- [課題 A] リストのうち、「description-line: riktlinjer för」を含む行から最後の行までを書き出し、その際「Skolledare」を「Rektorer」に置き換えよ。それ以外の部分は一切変えないこと。
-------- 原文抜粋
原審 盛岡地方昭和二八年(行)第一四号(例集八巻三号45参照)

主文

本件控訴を棄却する。

控訴費用は控訴人の負担とする。

事実

控訴代理人は原判決を取消す。花巻市に合併前の宮野目村が昭和二五年八月一日被控訴人松田忠雄・松田政蔵に支払つた金九七五、四三五円及び同日被控訴人松田政蔵に支払つた金一七三、三一〇円の支払は無効であることを確認する。被控訴人花巻市長に対し、被控訴人松田忠雄・松田政蔵は連帯して金九七五、四三五円、被控訴人松田政蔵は金一七三、三一〇円及びそれぞれ右金員に対する昭和二五年八月一日から完済に至るまで年五分の割合による金員を支払え。被控訴人花巻市長は被控訴人松田忠雄・松田政蔵両名から右金員の収納手続をしなければならない。訴訟費用は第一、二審とも被控訴人らの負担とする。との判決を求め、被控訴人ら代理人は控訴棄却の判決を求めた。

当事者双方の事実上の陳述、証拠の提出・援用、認否は控訴代理人が、

(一)  原判決は、控訴人の請求原因をはずれ、その主張しない事実につき判断した。

すなわち、控訴人は本件公金の支出が地方自治法第二四三条の二の不当支出(又は浪費)に該当するものとして、その補てんを請求するものであるのに、原判決は、その理由において「以上の事実を併せ考えるときは、旧宮野目村長が本件に関しなした金一四五万円の支出命令は、その当否はともかく、必ずしも違法又は権限を超える支出と解することはできない。」と判示し、控訴人が主張する不当支出の有無につき判断を回避して控訴人が主張しない違法まは越権の事実がないと判断した。

(二)  地方自治法第二四三条の二によれば、違法・不当の支出、もしくは浪費などにつき、その補てんを請求し得るものであるから、その支出につき違法がなくとも不当もしくは浪費の事実があれば、これを判断してその補てんを命ずる裁判をすべきである。そして、違法・不当の支出、または浪費の意義につき行政実例は次のように解している。
----------------
-------- 入力データ
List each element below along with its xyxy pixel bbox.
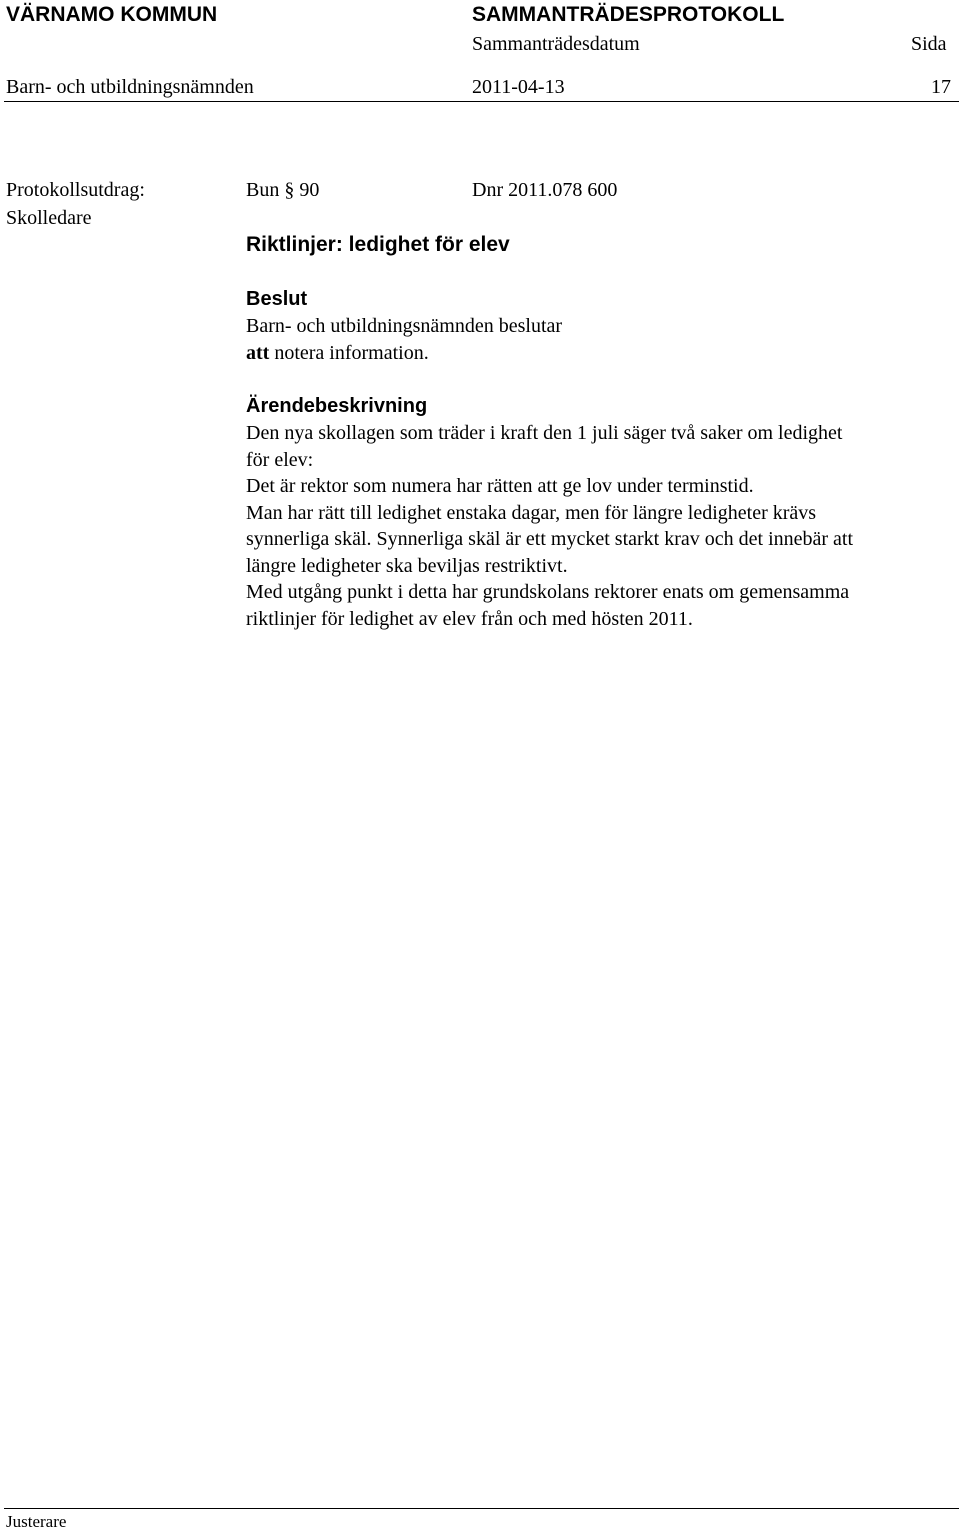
description-line: riktlinjer för ledighet av elev från och med hösten 2011. (246, 607, 693, 630)
organization-name: VÄRNAMO KOMMUN (6, 3, 218, 26)
decision-clause-text: notera information. (269, 342, 429, 364)
decision-clause (246, 340, 429, 366)
excerpt-label: Protokollsutdrag: (6, 179, 145, 201)
decision-heading: Beslut (246, 288, 308, 310)
page-label: Sida (911, 33, 947, 55)
description-line: Det är rektor som numera har rätten att ge lov under terminstid. (246, 475, 754, 497)
section-reference: Bun § 90 (246, 179, 320, 201)
description-line: Man har rätt till ledighet enstaka dagar, men för längre ledigheter krävs (246, 501, 817, 524)
description-line: Den nya skollagen som träder i kraft den 1 juli säger två saker om ledighet (246, 422, 843, 444)
meeting-date-label: Sammanträdesdatum (472, 33, 640, 55)
diary-number: Dnr 2011.078 600 (472, 179, 618, 201)
header-divider (4, 101, 959, 102)
page-number: 17 (931, 76, 951, 98)
meeting-date: 2011-04-13 (472, 76, 565, 98)
footer-divider (4, 1508, 959, 1509)
description-line: synnerliga skäl. Synnerliga skäl är ett mycket starkt krav och det innebär att (246, 528, 854, 550)
att-keyword: att (246, 342, 270, 364)
adjuster-label: Justerare (6, 1512, 67, 1531)
description-line: för elev: (246, 448, 314, 471)
description-line: längre ledigheter ska beviljas restriktivt. (246, 554, 568, 577)
description-line: Med utgång punkt i detta har grundskolans rektorer enats om gemensamma (246, 581, 850, 603)
description-body (246, 420, 853, 632)
document-type: SAMMANTRÄDESPROTOKOLL (472, 3, 785, 26)
decision-text: Barn- och utbildningsnämnden beslutar (246, 315, 563, 337)
item-title: Riktlinjer: ledighet för elev (246, 233, 510, 256)
description-heading: Ärendebeskrivning (246, 395, 428, 417)
excerpt-recipient: Skolledare (6, 207, 92, 229)
committee-name: Barn- och utbildningsnämnden (6, 76, 254, 98)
----------------
- [課題 B] 原文抜粋の主文によれば、控訴費用は誰の負担とされたか。

- [正答 A]
description-line: riktlinjer för ledighet av elev från och med hösten 2011. (246, 607, 693, 630)
organization-name: VÄRNAMO KOMMUN (6, 3, 218, 26)
decision-clause-text: notera information. (269, 342, 429, 364)
decision-clause (246, 340, 429, 366)
excerpt-label: Protokollsutdrag: (6, 179, 145, 201)
decision-heading: Beslut (246, 288, 308, 310)
page-label: Sida (911, 33, 947, 55)
description-line: Det är rektor som numera har rätten att ge lov under terminstid. (246, 475, 754, 497)
section-reference: Bun § 90 (246, 179, 320, 201)
description-line: Man har rätt till ledighet enstaka dagar, men för längre ledigheter krävs (246, 501, 817, 524)
description-line: Den nya skollagen som träder i kraft den 1 juli säger två saker om ledighet (246, 422, 843, 444)
meeting-date-label: Sammanträdesdatum (472, 33, 640, 55)
diary-number: Dnr 2011.078 600 (472, 179, 618, 201)
header-divider (4, 101, 959, 102)
page-number: 17 (931, 76, 951, 98)
meeting-date: 2011-04-13 (472, 76, 565, 98)
footer-divider (4, 1508, 959, 1509)
description-line: synnerliga skäl. Synnerliga skäl är ett mycket starkt krav och det innebär att (246, 528, 854, 550)
att-keyword: att (246, 342, 270, 364)
adjuster-label: Justerare (6, 1512, 67, 1531)
description-line: för elev: (246, 448, 314, 471)
description-line: längre ledigheter ska beviljas restriktivt. (246, 554, 568, 577)
description-line: Med utgång punkt i detta har grundskolans rektorer enats om gemensamma (246, 581, 850, 603)
description-body (246, 420, 853, 632)
document-type: SAMMANTRÄDESPROTOKOLL (472, 3, 785, 26)
decision-text: Barn- och utbildningsnämnden beslutar (246, 315, 563, 337)
item-title: Riktlinjer: ledighet för elev (246, 233, 510, 256)
description-heading: Ärendebeskrivning (246, 395, 428, 417)
excerpt-recipient: Rektorer (6, 207, 92, 229)
committee-name: Barn- och utbildningsnämnden (6, 76, 254, 98)

- [正答 B] 控訴人の負担とされた。